(Data records)

_____

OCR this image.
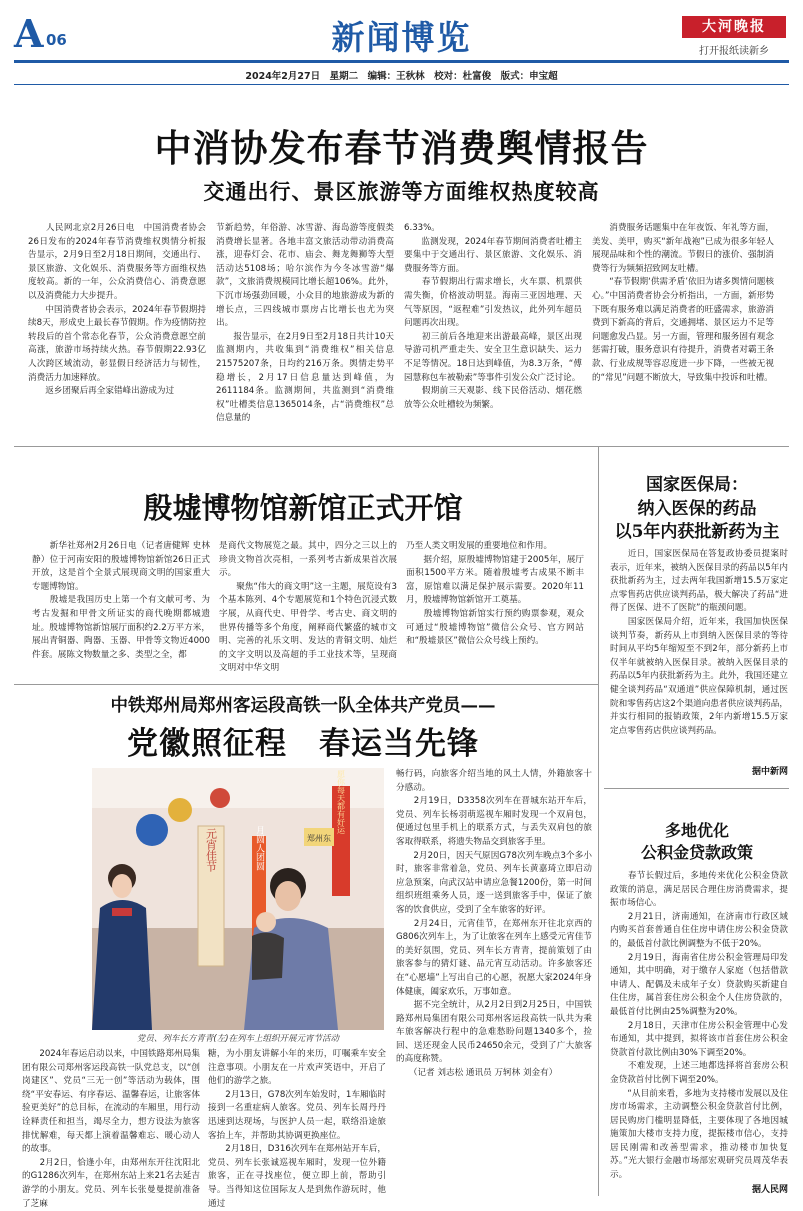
A 06	新闻博览	大河晚报
打开报纸读新乡
2024年2月27日　星期二　编辑：王秋林　校对：杜富俊　版式：申宝超
中消协发布春节消费舆情报告
交通出行、景区旅游等方面维权热度较高
　　人民网北京2月26日电　中国消费者协会26日发布的2024年春节消费维权舆情分析报告显示，2月9日至2月18日期间，交通出行、景区旅游、文化娱乐、消费服务等方面维权热度较高。新的一年，公众消费信心、消费意愿以及消费能力大步提升。
　　中国消费者协会表示，2024年春节假期持续8天，形成史上最长春节假期。作为疫情防控转段后的首个常态化春节，公众消费意愿空前高涨，旅游市场持续火热。春节假期22.93亿人次跨区域流动，彰显假日经济活力与韧性，消费活力加速释放。
　　返乡团聚后再全家错峰出游成为过
节新趋势，年俗游、冰雪游、海岛游等度假类消费增长显著。各地丰富文旅活动带动消费高涨，迎春灯会、花市、庙会、舞龙舞狮等大型活动达5108场；哈尔滨作为今冬冰雪游“爆款”，文旅消费规模同比增长超106%。此外，下沉市场强劲回暖，小众目的地旅游成为新的增长点，三四线城市票房占比增长也尤为突出。
　　报告显示，在2月9日至2月18日共计10天监测期内，共收集到“消费维权”相关信息21575207条，日均约216万条。舆情走势平稳增长，2月17日信息量达到峰值，为2611184条。监测期间，共监测到“消费维权”吐槽类信息1365014条，占“消费维权”总信息量的
6.33%。
　　监测发现，2024年春节期间消费者吐槽主要集中于交通出行、景区旅游、文化娱乐、消费服务等方面。
　　春节假期出行需求增长，火车票、机票供需失衡，价格波动明显。海南三亚因地理、天气等原因，“返程难”引发热议，此外列车超员问题再次出现。
　　初三前后各地迎来出游最高峰，景区出现导游司机严重走失、安全卫生意识缺失、运力不足等情况。18日达到峰值，为8.3万条，“傅园慧称包车被勒索”等事件引发公众广泛讨论。
　　假期前三天观影、线下民俗活动、烟花燃放等公众吐槽较为频繁。
　　消费服务话题集中在年夜饭、年礼等方面，美发、美甲，购买“新年战袍”已成为很多年轻人展现品味和个性的潮流。节假日的涨价、强制消费等行为频频招致网友吐槽。
　　“春节假期‘供需矛盾’依旧为诸多舆情问题核心。”中国消费者协会分析指出，一方面，新形势下既有服务难以满足消费者的旺盛需求，旅游消费到下新高的背后，交通拥堵、景区运力不足等问题愈发凸显。另一方面，管理和服务固有观念惩需打破，服务意识有待提升，消费者对霸王条款、行业成规等容忍度进一步下降，一些被无视的“常见”问题不断放大，导致集中投诉和吐槽。
殷墟博物馆新馆正式开馆
　　新华社郑州2月26日电（记者唐健辉 史林静）位于河南安阳的殷墟博物馆新馆26日正式开放，这是首个全景式展现商文明的国家重大专题博物馆。
　　殷墟是我国历史上第一个有文献可考、为考古发掘和甲骨文所证实的商代晚期都城遗址。殷墟博物馆新馆展厅面积约2.2万平方米，展出青铜器、陶器、玉器、甲骨等文物近4000件套。展陈文物数量之多、类型之全，都
是商代文物展览之最。其中，四分之三以上的珍贵文物首次亮相，一系列考古新成果首次展示。
　　聚焦“伟大的商文明”这一主题，展览设有3个基本陈列、4个专题展览和1个特色沉浸式数字展，从商代史、甲骨学、考古史、商文明的世界传播等多个角度，阐释商代繁盛的城市文明、完善的礼乐文明、发达的青铜文明、灿烂的文字文明以及高超的手工业技术等，呈现商文明对中华文明
乃至人类文明发展的重要地位和作用。
　　据介绍，原殷墟博物馆建于2005年，展厅面积1500平方米。随着殷墟考古成果不断丰富，原馆难以满足保护展示需要。2020年11月，殷墟博物馆新馆开工奠基。
　　殷墟博物馆新馆实行预约购票参观，观众可通过“殷墟博物馆”微信公众号、官方网站和“殷墟景区”微信公众号线上预约。
中铁郑州局郑州客运段高铁一队全体共产党员——
党徽照征程　春运当先锋
愿你每天都有好运
元宵佳节	月圆人团圆	郑州东
党员、列车长方青青(左)在列车上组织开展元宵节活动
　　2024年春运启动以来，中国铁路郑州局集团有限公司郑州客运段高铁一队党总支，以“创岗建区”、党员“三无一创”等活动为载体，围绕“平安春运、有序春运、温馨春运，让旅客体验更美好”的总目标，在流动的车厢里，用行动诠释责任和担当，竭尽全力，想方设法为旅客排忧解难，每天都上演着温馨难忘、暖心动人的故事。
　　2月2日，恰逢小年，由郑州东开往沈阳北的G1286次列车，在郑州东站上来21名去延吉游学的小朋友。党员、列车长张曼曼提前准备了芝麻
糖，为小朋友讲解小年的来历，叮嘱乘车安全注意事项。小朋友在一片欢声笑语中，开启了他们的游学之旅。
　　2月13日，G78次列车始发时，1车厢临时接到一名重症病人旅客。党员、列车长周丹丹迅速到达现场，与医护人员一起，联络沿途旅客抬上车，并帮助其协调更换座位。
　　2月18日，D316次列车在郑州站开车后，党员、列车长张诚巡视车厢时，发现一位外籍旅客，正在寻找座位，便立即上前，帮助引导。当得知这位国际友人是到焦作游玩时，他通过
畅行码，向旅客介绍当地的风土人情，外籍旅客十分感动。
　　2月19日，D3358次列车在晋城东站开车后，党员、列车长杨羽萌巡视车厢时发现一个双肩包，便通过包里手机上的联系方式，与丢失双肩包的旅客取得联系，将遗失物品交到旅客手里。
　　2月20日，因天气原因G78次列车晚点3个多小时，旅客非常着急，党员、列车长黄嘉琦立即启动应急预案，向武汉站申请应急餐1200份，第一时间组织班组乘务人员，逐一送到旅客手中，保证了旅客的饮食供应，受到了全车旅客的好评。
　　2月24日，元宵佳节，在郑州东开往北京西的G806次列车上，为了让旅客在列车上感受元宵佳节的美好氛围，党员、列车长方青青，提前策划了由旅客参与的猜灯谜、品元宵互动活动。许多旅客还在“心愿墙”上写出自己的心愿，祝愿大家2024年身体健康，阖家欢乐，万事如意。
　　据不完全统计，从2月2日到2月25日，中国铁路郑州局集团有限公司郑州客运段高铁一队共为乘车旅客解决行程中的急难愁盼问题1340多个，捡回、送还现金人民币24650余元，受到了广大旅客的高度称赞。
　　（记者 刘志松 通讯员 万轲林 刘金有）
国家医保局：
纳入医保的药品
以5年内获批新药为主
　　近日，国家医保局在答复政协委员提案时表示，近年来，被纳入医保目录的药品以5年内获批新药为主，过去两年我国新增15.5万家定点零售药店供应谈判药品，极大解决了药品“进得了医保、进不了医院”的瓶颈问题。
　　国家医保局介绍，近年来，我国加快医保谈判节奏，新药从上市到纳入医保目录的等待时间从平均5年缩短至不到2年，部分新药上市仅半年就被纳入医保目录。被纳入医保目录的药品以5年内获批新药为主。此外，我国还建立健全谈判药品“双通道”供应保障机制，通过医院和零售药店这2个渠道向患者供应谈判药品，并实行相同的报销政策，2年内新增15.5万家定点零售药店供应谈判药品。
据中新网
多地优化
公积金贷款政策
　　春节长假过后，多地传来优化公积金贷款政策的消息，满足居民合理住房消费需求，提振市场信心。
　　2月21日，济南通知，在济南市行政区域内购买首套普通自住住房申请住房公积金贷款的，最低首付款比例调整为不低于20%。
　　2月19日，海南省住房公积金管理局印发通知，其中明确，对于缴存人家庭（包括借款申请人、配偶及未成年子女）贷款购买新建自住住房，属首套住房公积金个人住房贷款的，最低首付比例由25%调整为20%。
　　2月18日，天津市住房公积金管理中心发布通知，其中提到，拟将该市首套住房公积金贷款首付款比例由30%下调至20%。
　　不难发现，上述三地都选择将首套房公积金贷款首付比例下调至20%。
　　“从目前来看，多地为支持楼市发展以及住房市场需求，主动调整公积金贷款首付比例，居民购房门槛明显降低，主要体现了各地因城施策加大楼市支持力度，提振楼市信心，支持居民刚需和改善型需求，推动楼市加快复苏。”光大银行金融市场部宏观研究员周茂华表示。
据人民网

_____

**Goal**. Each line holding the word "文化娱乐" counts once; report the total and nothing else.

**Reply to the task**. 2